**Listed entries:**
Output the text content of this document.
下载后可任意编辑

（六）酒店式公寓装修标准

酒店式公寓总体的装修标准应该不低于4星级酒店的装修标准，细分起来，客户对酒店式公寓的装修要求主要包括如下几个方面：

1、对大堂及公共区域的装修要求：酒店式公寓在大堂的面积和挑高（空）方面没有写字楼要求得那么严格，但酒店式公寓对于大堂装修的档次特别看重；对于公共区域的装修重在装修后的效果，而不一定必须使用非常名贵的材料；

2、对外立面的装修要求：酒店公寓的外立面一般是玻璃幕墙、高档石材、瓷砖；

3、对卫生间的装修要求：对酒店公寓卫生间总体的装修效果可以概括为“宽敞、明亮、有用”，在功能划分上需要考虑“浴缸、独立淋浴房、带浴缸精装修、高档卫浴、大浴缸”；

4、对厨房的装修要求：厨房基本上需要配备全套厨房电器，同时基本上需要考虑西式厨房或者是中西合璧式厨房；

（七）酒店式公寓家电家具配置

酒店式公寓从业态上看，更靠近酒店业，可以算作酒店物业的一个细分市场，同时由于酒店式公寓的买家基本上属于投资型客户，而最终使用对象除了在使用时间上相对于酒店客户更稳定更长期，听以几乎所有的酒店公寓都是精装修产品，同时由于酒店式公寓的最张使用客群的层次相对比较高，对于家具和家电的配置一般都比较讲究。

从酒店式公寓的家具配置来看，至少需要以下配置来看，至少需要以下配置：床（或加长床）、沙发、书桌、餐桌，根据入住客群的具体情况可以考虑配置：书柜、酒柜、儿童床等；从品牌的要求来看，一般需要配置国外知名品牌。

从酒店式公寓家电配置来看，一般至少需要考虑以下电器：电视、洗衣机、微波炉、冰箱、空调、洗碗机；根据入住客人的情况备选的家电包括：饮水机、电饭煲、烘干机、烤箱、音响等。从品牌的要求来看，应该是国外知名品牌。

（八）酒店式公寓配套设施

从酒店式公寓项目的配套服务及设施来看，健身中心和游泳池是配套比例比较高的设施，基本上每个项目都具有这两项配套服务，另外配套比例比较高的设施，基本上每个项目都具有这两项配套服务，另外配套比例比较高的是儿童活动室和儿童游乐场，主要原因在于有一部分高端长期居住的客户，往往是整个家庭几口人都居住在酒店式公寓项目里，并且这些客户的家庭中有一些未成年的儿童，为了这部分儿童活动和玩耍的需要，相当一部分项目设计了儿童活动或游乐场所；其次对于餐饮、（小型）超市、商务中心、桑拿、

**Requirement:** From the data above, extract every line in its exact form.

**Result of the task:**
Output the text content of this document.
下载后可任意编辑

（六）酒店式公寓装修标准

酒店式公寓总体的装修标准应该不低于4星级酒店的装修标准，细分起来，客户对酒店式公寓的装修要求主要包括如下几个方面：

1、对大堂及公共区域的装修要求：酒店式公寓在大堂的面积和挑高（空）方面没有写字楼要求得那么严格，但酒店式公寓对于大堂装修的档次特别看重；对于公共区域的装修重在装修后的效果，而不一定必须使用非常名贵的材料；

2、对外立面的装修要求：酒店公寓的外立面一般是玻璃幕墙、高档石材、瓷砖；

3、对卫生间的装修要求：对酒店公寓卫生间总体的装修效果可以概括为“宽敞、明亮、有用”，在功能划分上需要考虑“浴缸、独立淋浴房、带浴缸精装修、高档卫浴、大浴缸”；

4、对厨房的装修要求：厨房基本上需要配备全套厨房电器，同时基本上需要考虑西式厨房或者是中西合璧式厨房；

（七）酒店式公寓家电家具配置

酒店式公寓从业态上看，更靠近酒店业，可以算作酒店物业的一个细分市场，同时由于酒店式公寓的买家基本上属于投资型客户，而最终使用对象除了在使用时间上相对于酒店客户更稳定更长期，听以几乎所有的酒店公寓都是精装修产品，同时由于酒店式公寓的最张使用客群的层次相对比较高，对于家具和家电的配置一般都比较讲究。

从酒店式公寓的家具配置来看，至少需要以下配置来看，至少需要以下配置：床（或加长床）、沙发、书桌、餐桌，根据入住客群的具体情况可以考虑配置：书柜、酒柜、儿童床等；从品牌的要求来看，一般需要配置国外知名品牌。

从酒店式公寓家电配置来看，一般至少需要考虑以下电器：电视、洗衣机、微波炉、冰箱、空调、洗碗机；根据入住客人的情况备选的家电包括：饮水机、电饭煲、烘干机、烤箱、音响等。从品牌的要求来看，应该是国外知名品牌。

（八）酒店式公寓配套设施

从酒店式公寓项目的配套服务及设施来看，健身中心和游泳池是配套比例比较高的设施，基本上每个项目都具有这两项配套服务，另外配套比例比较高的设施，基本上每个项目都具有这两项配套服务，另外配套比例比较高的是儿童活动室和儿童游乐场，主要原因在于有一部分高端长期居住的客户，往往是整个家庭几口人都居住在酒店式公寓项目里，并且这些客户的家庭中有一些未成年的儿童，为了这部分儿童活动和玩耍的需要，相当一部分项目设计了儿童活动或游乐场所；其次对于餐饮、（小型）超市、商务中心、桑拿、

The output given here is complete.